TASK DESCRIPTION. Images appear in the records below; leave them out and repeat everything else exactly.

━━━━━━━━

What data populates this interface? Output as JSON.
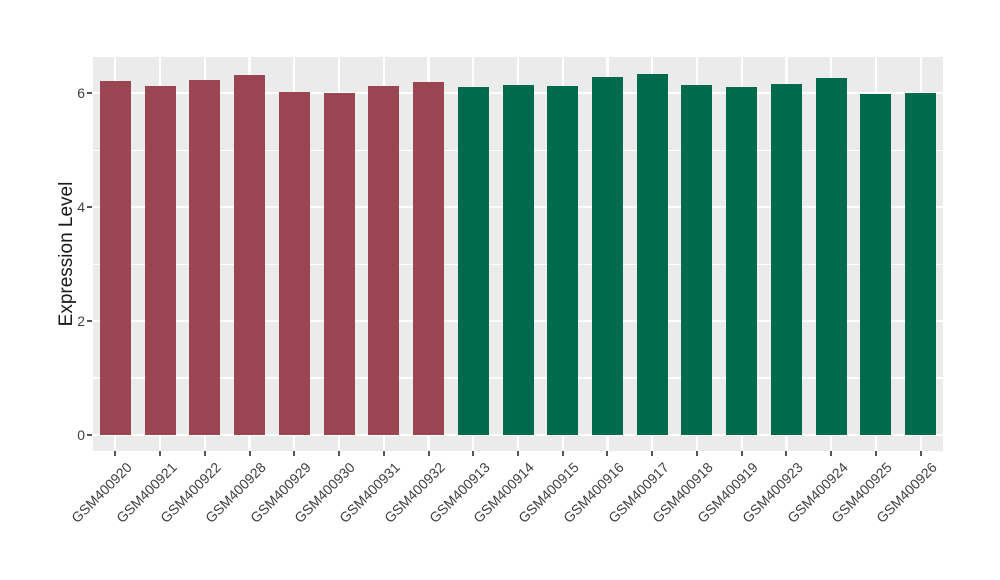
{
  "figure": {
    "background": "#FFFFFF"
  },
  "chart_data": {
    "type": "bar",
    "title": "",
    "xlabel": "",
    "ylabel": "Expression Level",
    "ylim": [
      0,
      6.64
    ],
    "y_ticks": [
      0,
      2,
      4,
      6
    ],
    "y_minor_ticks": [
      1,
      3,
      5
    ],
    "grid": true,
    "legend_position": "none",
    "panel_background": "#EBEBEB",
    "grid_color": "#FFFFFF",
    "tick_label_color": "#404040",
    "group_colors": {
      "maroon": "#9C4552",
      "green": "#006B4C"
    },
    "categories": [
      "GSM400920",
      "GSM400921",
      "GSM400922",
      "GSM400928",
      "GSM400929",
      "GSM400930",
      "GSM400931",
      "GSM400932",
      "GSM400913",
      "GSM400914",
      "GSM400915",
      "GSM400916",
      "GSM400917",
      "GSM400918",
      "GSM400919",
      "GSM400923",
      "GSM400924",
      "GSM400925",
      "GSM400926"
    ],
    "bars": [
      {
        "label": "GSM400920",
        "value": 6.21,
        "group": "maroon"
      },
      {
        "label": "GSM400921",
        "value": 6.13,
        "group": "maroon"
      },
      {
        "label": "GSM400922",
        "value": 6.24,
        "group": "maroon"
      },
      {
        "label": "GSM400928",
        "value": 6.33,
        "group": "maroon"
      },
      {
        "label": "GSM400929",
        "value": 6.03,
        "group": "maroon"
      },
      {
        "label": "GSM400930",
        "value": 6.0,
        "group": "maroon"
      },
      {
        "label": "GSM400931",
        "value": 6.13,
        "group": "maroon"
      },
      {
        "label": "GSM400932",
        "value": 6.19,
        "group": "maroon"
      },
      {
        "label": "GSM400913",
        "value": 6.11,
        "group": "green"
      },
      {
        "label": "GSM400914",
        "value": 6.15,
        "group": "green"
      },
      {
        "label": "GSM400915",
        "value": 6.12,
        "group": "green"
      },
      {
        "label": "GSM400916",
        "value": 6.28,
        "group": "green"
      },
      {
        "label": "GSM400917",
        "value": 6.34,
        "group": "green"
      },
      {
        "label": "GSM400918",
        "value": 6.14,
        "group": "green"
      },
      {
        "label": "GSM400919",
        "value": 6.11,
        "group": "green"
      },
      {
        "label": "GSM400923",
        "value": 6.17,
        "group": "green"
      },
      {
        "label": "GSM400924",
        "value": 6.26,
        "group": "green"
      },
      {
        "label": "GSM400925",
        "value": 5.99,
        "group": "green"
      },
      {
        "label": "GSM400926",
        "value": 6.0,
        "group": "green"
      }
    ]
  }
}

━━━━━━━━

EXERCISE RESULT.
What data populates this interface? Output as JSON.
{
  "figure": {
    "background": "#FFFFFF"
  },
  "chart_data": {
    "type": "bar",
    "title": "",
    "xlabel": "",
    "ylabel": "Expression Level",
    "ylim": [
      0,
      6.64
    ],
    "y_ticks": [
      0,
      2,
      4,
      6
    ],
    "y_minor_ticks": [
      1,
      3,
      5
    ],
    "grid": true,
    "legend_position": "none",
    "panel_background": "#EBEBEB",
    "grid_color": "#FFFFFF",
    "tick_label_color": "#404040",
    "group_colors": {
      "maroon": "#9C4552",
      "green": "#006B4C"
    },
    "categories": [
      "GSM400920",
      "GSM400921",
      "GSM400922",
      "GSM400928",
      "GSM400929",
      "GSM400930",
      "GSM400931",
      "GSM400932",
      "GSM400913",
      "GSM400914",
      "GSM400915",
      "GSM400916",
      "GSM400917",
      "GSM400918",
      "GSM400919",
      "GSM400923",
      "GSM400924",
      "GSM400925",
      "GSM400926"
    ],
    "bars": [
      {
        "label": "GSM400920",
        "value": 6.21,
        "group": "maroon"
      },
      {
        "label": "GSM400921",
        "value": 6.13,
        "group": "maroon"
      },
      {
        "label": "GSM400922",
        "value": 6.24,
        "group": "maroon"
      },
      {
        "label": "GSM400928",
        "value": 6.33,
        "group": "maroon"
      },
      {
        "label": "GSM400929",
        "value": 6.03,
        "group": "maroon"
      },
      {
        "label": "GSM400930",
        "value": 6.0,
        "group": "maroon"
      },
      {
        "label": "GSM400931",
        "value": 6.13,
        "group": "maroon"
      },
      {
        "label": "GSM400932",
        "value": 6.19,
        "group": "maroon"
      },
      {
        "label": "GSM400913",
        "value": 6.11,
        "group": "green"
      },
      {
        "label": "GSM400914",
        "value": 6.15,
        "group": "green"
      },
      {
        "label": "GSM400915",
        "value": 6.12,
        "group": "green"
      },
      {
        "label": "GSM400916",
        "value": 6.28,
        "group": "green"
      },
      {
        "label": "GSM400917",
        "value": 6.34,
        "group": "green"
      },
      {
        "label": "GSM400918",
        "value": 6.14,
        "group": "green"
      },
      {
        "label": "GSM400919",
        "value": 6.11,
        "group": "green"
      },
      {
        "label": "GSM400923",
        "value": 6.17,
        "group": "green"
      },
      {
        "label": "GSM400924",
        "value": 6.26,
        "group": "green"
      },
      {
        "label": "GSM400925",
        "value": 5.99,
        "group": "green"
      },
      {
        "label": "GSM400926",
        "value": 6.0,
        "group": "green"
      }
    ]
  }
}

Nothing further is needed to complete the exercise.